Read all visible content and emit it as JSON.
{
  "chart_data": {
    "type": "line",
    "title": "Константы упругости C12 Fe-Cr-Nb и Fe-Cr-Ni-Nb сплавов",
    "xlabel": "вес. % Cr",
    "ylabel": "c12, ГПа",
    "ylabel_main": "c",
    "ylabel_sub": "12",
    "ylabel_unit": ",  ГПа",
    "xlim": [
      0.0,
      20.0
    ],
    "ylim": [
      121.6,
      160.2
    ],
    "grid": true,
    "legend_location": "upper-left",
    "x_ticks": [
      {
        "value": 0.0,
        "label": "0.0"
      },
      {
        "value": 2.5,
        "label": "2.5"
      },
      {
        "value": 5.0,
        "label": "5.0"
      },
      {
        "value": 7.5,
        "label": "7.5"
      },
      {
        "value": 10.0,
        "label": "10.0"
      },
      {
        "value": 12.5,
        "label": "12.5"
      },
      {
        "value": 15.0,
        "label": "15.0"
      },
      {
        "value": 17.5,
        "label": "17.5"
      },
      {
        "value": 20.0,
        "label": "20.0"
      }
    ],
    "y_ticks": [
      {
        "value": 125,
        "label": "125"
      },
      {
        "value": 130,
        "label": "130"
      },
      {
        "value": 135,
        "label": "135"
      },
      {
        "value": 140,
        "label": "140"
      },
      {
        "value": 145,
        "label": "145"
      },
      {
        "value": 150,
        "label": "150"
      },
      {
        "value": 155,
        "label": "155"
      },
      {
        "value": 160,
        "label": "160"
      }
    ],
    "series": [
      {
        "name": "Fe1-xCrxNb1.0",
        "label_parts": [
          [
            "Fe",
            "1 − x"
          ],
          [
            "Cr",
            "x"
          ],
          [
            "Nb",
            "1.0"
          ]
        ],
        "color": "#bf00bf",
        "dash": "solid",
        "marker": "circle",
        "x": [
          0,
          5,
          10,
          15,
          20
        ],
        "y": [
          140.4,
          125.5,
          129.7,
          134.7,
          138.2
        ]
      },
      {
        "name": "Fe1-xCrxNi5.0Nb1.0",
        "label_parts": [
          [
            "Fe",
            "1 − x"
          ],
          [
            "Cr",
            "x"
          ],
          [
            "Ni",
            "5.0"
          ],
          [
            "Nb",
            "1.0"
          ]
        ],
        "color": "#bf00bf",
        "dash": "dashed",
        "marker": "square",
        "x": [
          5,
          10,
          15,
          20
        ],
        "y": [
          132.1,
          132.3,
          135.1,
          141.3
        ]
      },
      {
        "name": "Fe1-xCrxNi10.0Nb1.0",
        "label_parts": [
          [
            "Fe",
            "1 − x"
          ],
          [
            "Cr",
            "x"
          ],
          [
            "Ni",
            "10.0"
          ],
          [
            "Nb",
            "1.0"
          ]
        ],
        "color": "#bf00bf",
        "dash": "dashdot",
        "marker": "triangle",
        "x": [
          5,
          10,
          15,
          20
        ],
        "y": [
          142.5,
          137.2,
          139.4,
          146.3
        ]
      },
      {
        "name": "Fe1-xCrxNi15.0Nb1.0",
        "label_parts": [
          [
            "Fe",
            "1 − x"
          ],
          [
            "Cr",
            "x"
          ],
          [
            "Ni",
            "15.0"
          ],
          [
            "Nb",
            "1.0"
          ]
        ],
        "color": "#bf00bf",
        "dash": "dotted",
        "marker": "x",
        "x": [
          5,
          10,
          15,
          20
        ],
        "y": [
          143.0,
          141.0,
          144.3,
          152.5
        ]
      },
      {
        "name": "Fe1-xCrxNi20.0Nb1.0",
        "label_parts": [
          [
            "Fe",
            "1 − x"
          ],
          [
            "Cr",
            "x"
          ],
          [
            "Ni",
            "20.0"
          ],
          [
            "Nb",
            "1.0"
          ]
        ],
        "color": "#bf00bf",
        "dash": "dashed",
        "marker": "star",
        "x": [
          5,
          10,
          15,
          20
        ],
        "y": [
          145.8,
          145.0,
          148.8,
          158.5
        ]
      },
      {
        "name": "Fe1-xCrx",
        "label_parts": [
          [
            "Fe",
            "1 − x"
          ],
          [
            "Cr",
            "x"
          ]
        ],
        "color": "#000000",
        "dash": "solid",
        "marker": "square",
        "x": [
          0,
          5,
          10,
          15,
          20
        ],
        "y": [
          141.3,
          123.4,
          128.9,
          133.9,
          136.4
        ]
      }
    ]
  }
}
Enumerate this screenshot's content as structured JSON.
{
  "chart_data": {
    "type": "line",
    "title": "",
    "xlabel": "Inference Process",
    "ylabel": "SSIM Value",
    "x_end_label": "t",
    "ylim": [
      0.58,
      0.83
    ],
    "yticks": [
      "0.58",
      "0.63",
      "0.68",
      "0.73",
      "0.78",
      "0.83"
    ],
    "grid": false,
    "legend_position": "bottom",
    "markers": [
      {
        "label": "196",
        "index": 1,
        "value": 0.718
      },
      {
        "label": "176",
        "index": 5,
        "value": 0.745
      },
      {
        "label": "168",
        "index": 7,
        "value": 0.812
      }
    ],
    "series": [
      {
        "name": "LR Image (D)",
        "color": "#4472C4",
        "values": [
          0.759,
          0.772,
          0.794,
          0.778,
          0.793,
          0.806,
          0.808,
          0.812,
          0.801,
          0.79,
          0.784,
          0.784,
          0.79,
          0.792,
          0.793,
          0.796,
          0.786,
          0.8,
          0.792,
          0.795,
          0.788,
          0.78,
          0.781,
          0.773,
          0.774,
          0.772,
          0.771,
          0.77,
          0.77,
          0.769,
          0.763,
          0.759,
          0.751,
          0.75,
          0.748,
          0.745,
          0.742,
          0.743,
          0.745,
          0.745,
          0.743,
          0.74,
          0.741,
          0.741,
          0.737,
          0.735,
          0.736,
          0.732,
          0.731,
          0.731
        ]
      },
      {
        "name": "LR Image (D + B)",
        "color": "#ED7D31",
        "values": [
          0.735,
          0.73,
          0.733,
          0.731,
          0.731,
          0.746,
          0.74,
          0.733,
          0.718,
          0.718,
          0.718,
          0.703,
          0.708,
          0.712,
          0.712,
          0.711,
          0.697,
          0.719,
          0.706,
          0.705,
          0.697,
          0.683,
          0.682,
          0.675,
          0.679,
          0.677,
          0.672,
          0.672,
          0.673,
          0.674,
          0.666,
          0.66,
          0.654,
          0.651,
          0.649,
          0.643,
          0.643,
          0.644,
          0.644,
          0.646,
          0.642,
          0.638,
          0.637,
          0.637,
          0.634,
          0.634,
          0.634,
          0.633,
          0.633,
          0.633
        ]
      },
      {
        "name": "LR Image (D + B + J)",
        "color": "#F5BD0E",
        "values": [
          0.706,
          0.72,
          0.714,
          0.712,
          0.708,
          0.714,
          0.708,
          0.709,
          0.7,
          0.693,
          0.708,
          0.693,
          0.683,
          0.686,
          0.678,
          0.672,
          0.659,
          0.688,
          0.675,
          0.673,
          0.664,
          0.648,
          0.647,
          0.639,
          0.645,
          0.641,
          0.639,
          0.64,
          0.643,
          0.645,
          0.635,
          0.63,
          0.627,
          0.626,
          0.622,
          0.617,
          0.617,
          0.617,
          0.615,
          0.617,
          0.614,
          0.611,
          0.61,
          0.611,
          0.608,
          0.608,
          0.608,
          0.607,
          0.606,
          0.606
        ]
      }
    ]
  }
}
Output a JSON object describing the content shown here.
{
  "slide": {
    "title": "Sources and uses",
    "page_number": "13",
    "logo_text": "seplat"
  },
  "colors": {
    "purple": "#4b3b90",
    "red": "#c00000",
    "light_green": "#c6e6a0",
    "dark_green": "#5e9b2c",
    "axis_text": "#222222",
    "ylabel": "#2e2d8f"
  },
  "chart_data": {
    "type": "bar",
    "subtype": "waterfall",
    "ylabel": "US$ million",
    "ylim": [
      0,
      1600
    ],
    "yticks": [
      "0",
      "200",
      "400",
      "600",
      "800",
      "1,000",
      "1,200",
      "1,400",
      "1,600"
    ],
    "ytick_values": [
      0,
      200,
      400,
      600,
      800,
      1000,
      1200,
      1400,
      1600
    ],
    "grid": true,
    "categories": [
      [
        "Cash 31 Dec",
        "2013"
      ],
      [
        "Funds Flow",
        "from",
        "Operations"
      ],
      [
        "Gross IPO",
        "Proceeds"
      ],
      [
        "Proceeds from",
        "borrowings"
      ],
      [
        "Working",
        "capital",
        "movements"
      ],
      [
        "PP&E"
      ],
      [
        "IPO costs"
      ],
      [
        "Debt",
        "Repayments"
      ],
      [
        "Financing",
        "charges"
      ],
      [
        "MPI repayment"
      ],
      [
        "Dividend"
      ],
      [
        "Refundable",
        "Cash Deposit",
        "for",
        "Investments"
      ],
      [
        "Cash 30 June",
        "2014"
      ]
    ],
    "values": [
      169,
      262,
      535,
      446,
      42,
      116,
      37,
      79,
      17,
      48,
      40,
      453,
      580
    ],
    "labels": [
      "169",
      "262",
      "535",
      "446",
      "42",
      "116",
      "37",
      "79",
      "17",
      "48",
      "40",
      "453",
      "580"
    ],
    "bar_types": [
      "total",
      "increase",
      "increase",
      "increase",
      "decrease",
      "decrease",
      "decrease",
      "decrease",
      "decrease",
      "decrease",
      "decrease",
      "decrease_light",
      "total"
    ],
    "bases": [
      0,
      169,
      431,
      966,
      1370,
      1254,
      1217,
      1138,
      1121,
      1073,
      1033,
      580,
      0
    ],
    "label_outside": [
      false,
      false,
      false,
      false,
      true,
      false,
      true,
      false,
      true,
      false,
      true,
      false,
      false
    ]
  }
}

* _Required work_:
Only lines holding the string "Image" are wanted; gather each one from the entries above.

* _Task answer_:
        "name": "LR Image (D)",
        "name": "LR Image (D + B)",
        "name": "LR Image (D + B + J)",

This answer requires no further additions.